Short problem:
Your task is to output the data exactly as it stands.

====

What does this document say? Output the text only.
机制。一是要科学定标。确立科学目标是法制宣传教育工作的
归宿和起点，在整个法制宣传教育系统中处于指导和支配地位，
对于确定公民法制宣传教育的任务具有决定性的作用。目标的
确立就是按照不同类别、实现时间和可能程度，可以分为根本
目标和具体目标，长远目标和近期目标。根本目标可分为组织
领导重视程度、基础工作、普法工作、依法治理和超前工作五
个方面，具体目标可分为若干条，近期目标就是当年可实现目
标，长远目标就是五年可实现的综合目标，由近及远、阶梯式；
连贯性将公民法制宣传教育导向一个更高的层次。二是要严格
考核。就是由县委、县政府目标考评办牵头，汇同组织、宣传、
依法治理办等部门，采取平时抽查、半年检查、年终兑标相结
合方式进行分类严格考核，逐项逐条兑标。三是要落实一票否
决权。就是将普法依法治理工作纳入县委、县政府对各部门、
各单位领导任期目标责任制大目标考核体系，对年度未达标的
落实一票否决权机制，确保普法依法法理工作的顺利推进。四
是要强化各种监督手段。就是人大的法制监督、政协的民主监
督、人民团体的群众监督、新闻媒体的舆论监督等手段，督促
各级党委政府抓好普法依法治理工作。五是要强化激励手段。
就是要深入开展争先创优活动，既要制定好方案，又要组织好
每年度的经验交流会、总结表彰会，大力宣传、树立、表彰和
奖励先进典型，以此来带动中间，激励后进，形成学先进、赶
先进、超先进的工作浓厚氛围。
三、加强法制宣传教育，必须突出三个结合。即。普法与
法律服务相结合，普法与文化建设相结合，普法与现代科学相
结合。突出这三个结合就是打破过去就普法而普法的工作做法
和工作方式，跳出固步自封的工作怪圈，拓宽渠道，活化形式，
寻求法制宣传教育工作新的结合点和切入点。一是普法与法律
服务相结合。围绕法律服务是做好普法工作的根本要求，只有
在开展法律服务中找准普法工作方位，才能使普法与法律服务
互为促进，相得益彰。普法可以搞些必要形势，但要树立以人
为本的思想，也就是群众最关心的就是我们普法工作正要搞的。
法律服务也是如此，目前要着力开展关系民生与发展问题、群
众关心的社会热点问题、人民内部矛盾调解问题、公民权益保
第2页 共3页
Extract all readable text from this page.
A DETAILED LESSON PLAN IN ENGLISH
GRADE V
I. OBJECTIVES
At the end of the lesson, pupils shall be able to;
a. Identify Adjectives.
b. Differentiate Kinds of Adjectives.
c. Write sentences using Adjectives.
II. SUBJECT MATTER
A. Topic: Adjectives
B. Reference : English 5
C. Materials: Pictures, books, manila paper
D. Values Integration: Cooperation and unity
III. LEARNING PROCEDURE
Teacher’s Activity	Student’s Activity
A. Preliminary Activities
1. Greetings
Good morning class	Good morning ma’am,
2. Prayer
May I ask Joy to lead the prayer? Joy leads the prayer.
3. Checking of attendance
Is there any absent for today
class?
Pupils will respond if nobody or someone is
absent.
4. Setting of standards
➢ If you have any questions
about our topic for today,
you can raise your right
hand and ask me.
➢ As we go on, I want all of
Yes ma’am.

====

Solution to the problem:
What does this document say? Output the text only.
机制。一是要科学定标。确立科学目标是法制宣传教育工作的
归宿和起点，在整个法制宣传教育系统中处于指导和支配地位，
对于确定公民法制宣传教育的任务具有决定性的作用。目标的
确立就是按照不同类别、实现时间和可能程度，可以分为根本
目标和具体目标，长远目标和近期目标。根本目标可分为组织
领导重视程度、基础工作、普法工作、依法治理和超前工作五
个方面，具体目标可分为若干条，近期目标就是当年可实现目
标，长远目标就是五年可实现的综合目标，由近及远、阶梯式；
连贯性将公民法制宣传教育导向一个更高的层次。二是要严格
考核。就是由县委、县政府目标考评办牵头，汇同组织、宣传、
依法治理办等部门，采取平时抽查、半年检查、年终兑标相结
合方式进行分类严格考核，逐项逐条兑标。三是要落实一票否
决权。就是将普法依法治理工作纳入县委、县政府对各部门、
各单位领导任期目标责任制大目标考核体系，对年度未达标的
落实一票否决权机制，确保普法依法法理工作的顺利推进。四
是要强化各种监督手段。就是人大的法制监督、政协的民主监
督、人民团体的群众监督、新闻媒体的舆论监督等手段，督促
各级党委政府抓好普法依法治理工作。五是要强化激励手段。
就是要深入开展争先创优活动，既要制定好方案，又要组织好
每年度的经验交流会、总结表彰会，大力宣传、树立、表彰和
奖励先进典型，以此来带动中间，激励后进，形成学先进、赶
先进、超先进的工作浓厚氛围。
三、加强法制宣传教育，必须突出三个结合。即。普法与
法律服务相结合，普法与文化建设相结合，普法与现代科学相
结合。突出这三个结合就是打破过去就普法而普法的工作做法
和工作方式，跳出固步自封的工作怪圈，拓宽渠道，活化形式，
寻求法制宣传教育工作新的结合点和切入点。一是普法与法律
服务相结合。围绕法律服务是做好普法工作的根本要求，只有
在开展法律服务中找准普法工作方位，才能使普法与法律服务
互为促进，相得益彰。普法可以搞些必要形势，但要树立以人
为本的思想，也就是群众最关心的就是我们普法工作正要搞的。
法律服务也是如此，目前要着力开展关系民生与发展问题、群
众关心的社会热点问题、人民内部矛盾调解问题、公民权益保
第2页 共3页
Extract all readable text from this page.
A DETAILED LESSON PLAN IN ENGLISH
GRADE V
I. OBJECTIVES
At the end of the lesson, pupils shall be able to;
a. Identify Adjectives.
b. Differentiate Kinds of Adjectives.
c. Write sentences using Adjectives.
II. SUBJECT MATTER
A. Topic: Adjectives
B. Reference : English 5
C. Materials: Pictures, books, manila paper
D. Values Integration: Cooperation and unity
III. LEARNING PROCEDURE
Teacher’s Activity	Student’s Activity
A. Preliminary Activities
1. Greetings
Good morning class	Good morning ma’am,
2. Prayer
May I ask Joy to lead the prayer? Joy leads the prayer.
3. Checking of attendance
Is there any absent for today
class?
Pupils will respond if nobody or someone is
absent.
4. Setting of standards
➢ If you have any questions
about our topic for today,
you can raise your right
hand and ask me.
➢ As we go on, I want all of
Yes ma’am.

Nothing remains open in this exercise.